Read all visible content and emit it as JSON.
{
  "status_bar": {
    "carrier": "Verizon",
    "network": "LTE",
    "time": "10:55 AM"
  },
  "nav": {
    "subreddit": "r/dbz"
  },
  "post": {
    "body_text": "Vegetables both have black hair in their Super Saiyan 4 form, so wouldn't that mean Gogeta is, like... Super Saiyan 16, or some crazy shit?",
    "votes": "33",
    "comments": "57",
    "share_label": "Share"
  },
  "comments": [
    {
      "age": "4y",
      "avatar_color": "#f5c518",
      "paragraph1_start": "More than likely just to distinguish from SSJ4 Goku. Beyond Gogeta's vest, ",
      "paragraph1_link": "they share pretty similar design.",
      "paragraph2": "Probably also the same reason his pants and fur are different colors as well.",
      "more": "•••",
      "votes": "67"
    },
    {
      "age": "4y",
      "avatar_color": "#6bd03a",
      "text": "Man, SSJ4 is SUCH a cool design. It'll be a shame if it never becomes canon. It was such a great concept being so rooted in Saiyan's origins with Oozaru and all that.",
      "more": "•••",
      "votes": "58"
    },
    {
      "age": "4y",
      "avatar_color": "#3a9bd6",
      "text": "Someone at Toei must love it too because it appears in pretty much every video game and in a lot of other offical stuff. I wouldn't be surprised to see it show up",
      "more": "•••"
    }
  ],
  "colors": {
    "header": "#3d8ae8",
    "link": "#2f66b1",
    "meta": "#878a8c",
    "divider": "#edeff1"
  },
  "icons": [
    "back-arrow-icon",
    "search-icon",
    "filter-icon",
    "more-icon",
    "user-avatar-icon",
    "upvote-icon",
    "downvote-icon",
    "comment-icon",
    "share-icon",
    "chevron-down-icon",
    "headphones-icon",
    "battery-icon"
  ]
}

◇ ◇ ◇ ◇

### Problem:
Reproduce all of the entries word for word.

### Completed exercise:
Read all visible content and emit it as JSON.
{
  "status_bar": {
    "carrier": "Verizon",
    "network": "LTE",
    "time": "10:55 AM"
  },
  "nav": {
    "subreddit": "r/dbz"
  },
  "post": {
    "body_text": "Vegetables both have black hair in their Super Saiyan 4 form, so wouldn't that mean Gogeta is, like... Super Saiyan 16, or some crazy shit?",
    "votes": "33",
    "comments": "57",
    "share_label": "Share"
  },
  "comments": [
    {
      "age": "4y",
      "avatar_color": "#f5c518",
      "paragraph1_start": "More than likely just to distinguish from SSJ4 Goku. Beyond Gogeta's vest, ",
      "paragraph1_link": "they share pretty similar design.",
      "paragraph2": "Probably also the same reason his pants and fur are different colors as well.",
      "more": "•••",
      "votes": "67"
    },
    {
      "age": "4y",
      "avatar_color": "#6bd03a",
      "text": "Man, SSJ4 is SUCH a cool design. It'll be a shame if it never becomes canon. It was such a great concept being so rooted in Saiyan's origins with Oozaru and all that.",
      "more": "•••",
      "votes": "58"
    },
    {
      "age": "4y",
      "avatar_color": "#3a9bd6",
      "text": "Someone at Toei must love it too because it appears in pretty much every video game and in a lot of other offical stuff. I wouldn't be surprised to see it show up",
      "more": "•••"
    }
  ],
  "colors": {
    "header": "#3d8ae8",
    "link": "#2f66b1",
    "meta": "#878a8c",
    "divider": "#edeff1"
  },
  "icons": [
    "back-arrow-icon",
    "search-icon",
    "filter-icon",
    "more-icon",
    "user-avatar-icon",
    "upvote-icon",
    "downvote-icon",
    "comment-icon",
    "share-icon",
    "chevron-down-icon",
    "headphones-icon",
    "battery-icon"
  ]
}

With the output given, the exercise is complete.